Raw records:
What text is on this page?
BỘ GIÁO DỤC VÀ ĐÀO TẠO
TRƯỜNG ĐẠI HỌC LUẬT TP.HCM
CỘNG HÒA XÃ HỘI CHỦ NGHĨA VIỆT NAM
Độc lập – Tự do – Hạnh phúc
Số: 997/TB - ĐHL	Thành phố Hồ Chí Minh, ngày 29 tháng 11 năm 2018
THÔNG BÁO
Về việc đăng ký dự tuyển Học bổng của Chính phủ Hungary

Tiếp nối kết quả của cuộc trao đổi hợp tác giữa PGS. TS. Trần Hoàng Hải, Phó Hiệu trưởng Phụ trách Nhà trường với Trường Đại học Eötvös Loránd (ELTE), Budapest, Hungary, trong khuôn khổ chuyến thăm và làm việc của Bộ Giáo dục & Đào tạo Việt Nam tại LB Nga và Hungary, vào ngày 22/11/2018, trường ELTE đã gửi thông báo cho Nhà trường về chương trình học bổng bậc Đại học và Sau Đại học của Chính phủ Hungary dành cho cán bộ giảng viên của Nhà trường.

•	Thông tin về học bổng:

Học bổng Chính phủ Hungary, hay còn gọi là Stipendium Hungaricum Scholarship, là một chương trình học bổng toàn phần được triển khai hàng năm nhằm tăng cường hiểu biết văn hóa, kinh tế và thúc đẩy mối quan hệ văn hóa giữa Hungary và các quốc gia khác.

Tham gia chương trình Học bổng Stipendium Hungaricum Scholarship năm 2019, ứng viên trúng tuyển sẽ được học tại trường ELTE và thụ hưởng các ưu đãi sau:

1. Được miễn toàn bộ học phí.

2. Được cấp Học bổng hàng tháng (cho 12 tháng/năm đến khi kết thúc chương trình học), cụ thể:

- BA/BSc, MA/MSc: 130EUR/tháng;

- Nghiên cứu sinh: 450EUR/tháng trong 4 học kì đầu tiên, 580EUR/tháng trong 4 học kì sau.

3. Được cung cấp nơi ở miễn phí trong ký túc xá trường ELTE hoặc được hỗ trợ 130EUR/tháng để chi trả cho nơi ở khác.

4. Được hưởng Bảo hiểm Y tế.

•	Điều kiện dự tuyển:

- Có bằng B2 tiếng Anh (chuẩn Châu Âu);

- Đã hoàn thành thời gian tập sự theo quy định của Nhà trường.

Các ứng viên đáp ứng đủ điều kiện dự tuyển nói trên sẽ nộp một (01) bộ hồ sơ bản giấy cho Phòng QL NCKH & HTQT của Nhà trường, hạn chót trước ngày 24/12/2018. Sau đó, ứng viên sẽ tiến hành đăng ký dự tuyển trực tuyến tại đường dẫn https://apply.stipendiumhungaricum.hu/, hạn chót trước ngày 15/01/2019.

- [What is asked]: Take the records above and return them exactly as written.

- [Completed task]:
What text is on this page?
BỘ GIÁO DỤC VÀ ĐÀO TẠO
TRƯỜNG ĐẠI HỌC LUẬT TP.HCM
CỘNG HÒA XÃ HỘI CHỦ NGHĨA VIỆT NAM
Độc lập – Tự do – Hạnh phúc
Số: 997/TB - ĐHL	Thành phố Hồ Chí Minh, ngày 29 tháng 11 năm 2018
THÔNG BÁO
Về việc đăng ký dự tuyển Học bổng của Chính phủ Hungary

Tiếp nối kết quả của cuộc trao đổi hợp tác giữa PGS. TS. Trần Hoàng Hải, Phó Hiệu trưởng Phụ trách Nhà trường với Trường Đại học Eötvös Loránd (ELTE), Budapest, Hungary, trong khuôn khổ chuyến thăm và làm việc của Bộ Giáo dục & Đào tạo Việt Nam tại LB Nga và Hungary, vào ngày 22/11/2018, trường ELTE đã gửi thông báo cho Nhà trường về chương trình học bổng bậc Đại học và Sau Đại học của Chính phủ Hungary dành cho cán bộ giảng viên của Nhà trường.

•	Thông tin về học bổng:

Học bổng Chính phủ Hungary, hay còn gọi là Stipendium Hungaricum Scholarship, là một chương trình học bổng toàn phần được triển khai hàng năm nhằm tăng cường hiểu biết văn hóa, kinh tế và thúc đẩy mối quan hệ văn hóa giữa Hungary và các quốc gia khác.

Tham gia chương trình Học bổng Stipendium Hungaricum Scholarship năm 2019, ứng viên trúng tuyển sẽ được học tại trường ELTE và thụ hưởng các ưu đãi sau:

1. Được miễn toàn bộ học phí.

2. Được cấp Học bổng hàng tháng (cho 12 tháng/năm đến khi kết thúc chương trình học), cụ thể:

- BA/BSc, MA/MSc: 130EUR/tháng;

- Nghiên cứu sinh: 450EUR/tháng trong 4 học kì đầu tiên, 580EUR/tháng trong 4 học kì sau.

3. Được cung cấp nơi ở miễn phí trong ký túc xá trường ELTE hoặc được hỗ trợ 130EUR/tháng để chi trả cho nơi ở khác.

4. Được hưởng Bảo hiểm Y tế.

•	Điều kiện dự tuyển:

- Có bằng B2 tiếng Anh (chuẩn Châu Âu);

- Đã hoàn thành thời gian tập sự theo quy định của Nhà trường.

Các ứng viên đáp ứng đủ điều kiện dự tuyển nói trên sẽ nộp một (01) bộ hồ sơ bản giấy cho Phòng QL NCKH & HTQT của Nhà trường, hạn chót trước ngày 24/12/2018. Sau đó, ứng viên sẽ tiến hành đăng ký dự tuyển trực tuyến tại đường dẫn https://apply.stipendiumhungaricum.hu/, hạn chót trước ngày 15/01/2019.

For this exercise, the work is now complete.